Find each line containing the string "JSON" and return it.

_ _ _ _ _ _ _

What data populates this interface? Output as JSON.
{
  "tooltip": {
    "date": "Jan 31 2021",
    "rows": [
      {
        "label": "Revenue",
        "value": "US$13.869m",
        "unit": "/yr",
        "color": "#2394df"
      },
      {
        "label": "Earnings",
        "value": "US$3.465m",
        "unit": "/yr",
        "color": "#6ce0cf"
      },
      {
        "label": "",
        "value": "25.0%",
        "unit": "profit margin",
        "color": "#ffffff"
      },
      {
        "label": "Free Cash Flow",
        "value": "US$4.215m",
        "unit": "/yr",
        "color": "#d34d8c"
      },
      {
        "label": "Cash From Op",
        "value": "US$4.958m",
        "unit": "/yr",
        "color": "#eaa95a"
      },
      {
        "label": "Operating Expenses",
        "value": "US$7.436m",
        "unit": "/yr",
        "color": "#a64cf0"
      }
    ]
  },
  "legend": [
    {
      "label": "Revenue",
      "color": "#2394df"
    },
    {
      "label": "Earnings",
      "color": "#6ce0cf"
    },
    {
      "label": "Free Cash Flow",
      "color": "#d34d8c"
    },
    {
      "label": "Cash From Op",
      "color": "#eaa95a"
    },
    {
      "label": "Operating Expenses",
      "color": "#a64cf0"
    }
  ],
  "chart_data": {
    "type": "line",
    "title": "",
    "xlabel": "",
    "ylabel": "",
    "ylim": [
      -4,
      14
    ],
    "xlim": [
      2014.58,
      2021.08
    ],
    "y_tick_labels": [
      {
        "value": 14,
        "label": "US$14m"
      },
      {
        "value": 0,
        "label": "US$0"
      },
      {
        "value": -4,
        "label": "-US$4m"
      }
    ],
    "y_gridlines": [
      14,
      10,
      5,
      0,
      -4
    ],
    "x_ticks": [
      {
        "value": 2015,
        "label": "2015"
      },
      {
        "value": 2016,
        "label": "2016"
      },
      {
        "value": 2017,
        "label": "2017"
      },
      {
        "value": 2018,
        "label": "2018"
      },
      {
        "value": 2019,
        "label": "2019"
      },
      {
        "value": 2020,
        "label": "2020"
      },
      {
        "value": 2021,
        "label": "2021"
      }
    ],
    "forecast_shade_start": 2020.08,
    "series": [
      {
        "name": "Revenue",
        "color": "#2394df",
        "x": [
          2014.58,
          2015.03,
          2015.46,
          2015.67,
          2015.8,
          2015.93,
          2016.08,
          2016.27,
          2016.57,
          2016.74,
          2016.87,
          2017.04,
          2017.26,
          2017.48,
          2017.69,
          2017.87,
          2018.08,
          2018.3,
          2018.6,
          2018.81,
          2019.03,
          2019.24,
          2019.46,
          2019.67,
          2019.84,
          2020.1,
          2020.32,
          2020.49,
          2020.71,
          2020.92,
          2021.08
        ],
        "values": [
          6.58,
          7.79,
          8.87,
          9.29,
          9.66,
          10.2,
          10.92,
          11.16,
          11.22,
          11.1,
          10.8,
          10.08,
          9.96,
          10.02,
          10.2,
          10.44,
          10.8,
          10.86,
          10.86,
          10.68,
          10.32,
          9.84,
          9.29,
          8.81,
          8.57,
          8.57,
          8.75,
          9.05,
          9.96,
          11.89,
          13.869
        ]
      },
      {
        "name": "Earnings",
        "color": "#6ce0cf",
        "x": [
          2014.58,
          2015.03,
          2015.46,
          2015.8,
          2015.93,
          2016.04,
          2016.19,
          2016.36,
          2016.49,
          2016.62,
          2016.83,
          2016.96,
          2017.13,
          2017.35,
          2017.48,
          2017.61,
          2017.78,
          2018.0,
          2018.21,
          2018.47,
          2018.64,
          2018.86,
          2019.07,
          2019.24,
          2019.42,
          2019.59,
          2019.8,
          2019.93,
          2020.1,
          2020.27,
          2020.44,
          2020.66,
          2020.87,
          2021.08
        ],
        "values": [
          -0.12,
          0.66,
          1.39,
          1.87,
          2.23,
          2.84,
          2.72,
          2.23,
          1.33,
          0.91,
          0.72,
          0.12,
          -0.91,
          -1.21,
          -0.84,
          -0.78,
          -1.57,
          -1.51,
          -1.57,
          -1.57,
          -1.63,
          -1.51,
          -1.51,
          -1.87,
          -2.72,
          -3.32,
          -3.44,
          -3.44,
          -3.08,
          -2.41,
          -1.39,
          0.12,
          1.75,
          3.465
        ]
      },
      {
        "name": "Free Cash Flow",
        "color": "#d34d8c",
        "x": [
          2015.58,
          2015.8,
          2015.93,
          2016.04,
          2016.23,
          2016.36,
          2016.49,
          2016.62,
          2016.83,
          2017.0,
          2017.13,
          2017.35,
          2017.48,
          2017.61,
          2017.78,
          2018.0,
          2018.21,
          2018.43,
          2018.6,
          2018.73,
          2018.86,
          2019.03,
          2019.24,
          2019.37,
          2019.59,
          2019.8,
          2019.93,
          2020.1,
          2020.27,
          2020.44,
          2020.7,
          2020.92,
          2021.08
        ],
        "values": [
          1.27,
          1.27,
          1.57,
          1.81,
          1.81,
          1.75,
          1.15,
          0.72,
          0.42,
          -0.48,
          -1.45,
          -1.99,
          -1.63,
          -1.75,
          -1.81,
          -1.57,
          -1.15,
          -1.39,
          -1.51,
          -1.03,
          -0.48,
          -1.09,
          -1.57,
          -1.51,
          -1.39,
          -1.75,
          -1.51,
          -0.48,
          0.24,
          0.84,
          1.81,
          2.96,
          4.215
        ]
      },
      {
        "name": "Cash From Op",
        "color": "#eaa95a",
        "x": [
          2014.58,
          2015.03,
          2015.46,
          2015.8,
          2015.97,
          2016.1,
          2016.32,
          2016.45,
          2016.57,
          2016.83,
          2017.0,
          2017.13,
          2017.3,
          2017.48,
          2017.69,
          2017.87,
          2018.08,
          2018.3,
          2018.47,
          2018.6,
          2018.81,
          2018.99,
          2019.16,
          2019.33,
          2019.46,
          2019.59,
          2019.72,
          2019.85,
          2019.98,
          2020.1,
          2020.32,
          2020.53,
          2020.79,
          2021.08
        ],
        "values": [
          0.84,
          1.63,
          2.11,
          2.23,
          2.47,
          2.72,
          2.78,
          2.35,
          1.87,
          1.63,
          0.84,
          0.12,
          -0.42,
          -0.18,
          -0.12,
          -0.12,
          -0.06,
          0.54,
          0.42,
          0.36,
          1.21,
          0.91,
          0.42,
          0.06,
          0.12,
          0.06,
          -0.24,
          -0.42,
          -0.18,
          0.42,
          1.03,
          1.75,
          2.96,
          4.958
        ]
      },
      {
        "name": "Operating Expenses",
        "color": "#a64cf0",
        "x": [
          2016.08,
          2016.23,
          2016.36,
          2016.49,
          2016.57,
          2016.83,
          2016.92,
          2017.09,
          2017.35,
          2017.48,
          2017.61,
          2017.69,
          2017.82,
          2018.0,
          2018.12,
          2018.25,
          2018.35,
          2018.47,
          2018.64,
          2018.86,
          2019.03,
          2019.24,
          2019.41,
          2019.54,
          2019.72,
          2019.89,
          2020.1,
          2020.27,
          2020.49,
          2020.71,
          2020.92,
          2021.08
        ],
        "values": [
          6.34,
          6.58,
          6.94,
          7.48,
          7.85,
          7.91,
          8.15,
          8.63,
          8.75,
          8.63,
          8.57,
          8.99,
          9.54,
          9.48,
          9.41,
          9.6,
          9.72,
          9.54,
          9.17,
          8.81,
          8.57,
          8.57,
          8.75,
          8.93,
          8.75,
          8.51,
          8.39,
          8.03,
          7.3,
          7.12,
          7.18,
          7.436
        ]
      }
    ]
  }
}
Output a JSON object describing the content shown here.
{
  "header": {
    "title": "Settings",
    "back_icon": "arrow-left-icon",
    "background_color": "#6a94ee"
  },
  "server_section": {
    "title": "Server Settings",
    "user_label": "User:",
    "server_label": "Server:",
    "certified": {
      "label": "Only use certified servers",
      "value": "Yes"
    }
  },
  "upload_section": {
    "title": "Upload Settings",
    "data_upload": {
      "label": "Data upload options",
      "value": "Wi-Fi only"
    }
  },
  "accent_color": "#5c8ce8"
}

_ _ _ _ _ _ _

» **WORKED ANSWER**:
What data populates this interface? Output as JSON.
Output a JSON object describing the content shown here.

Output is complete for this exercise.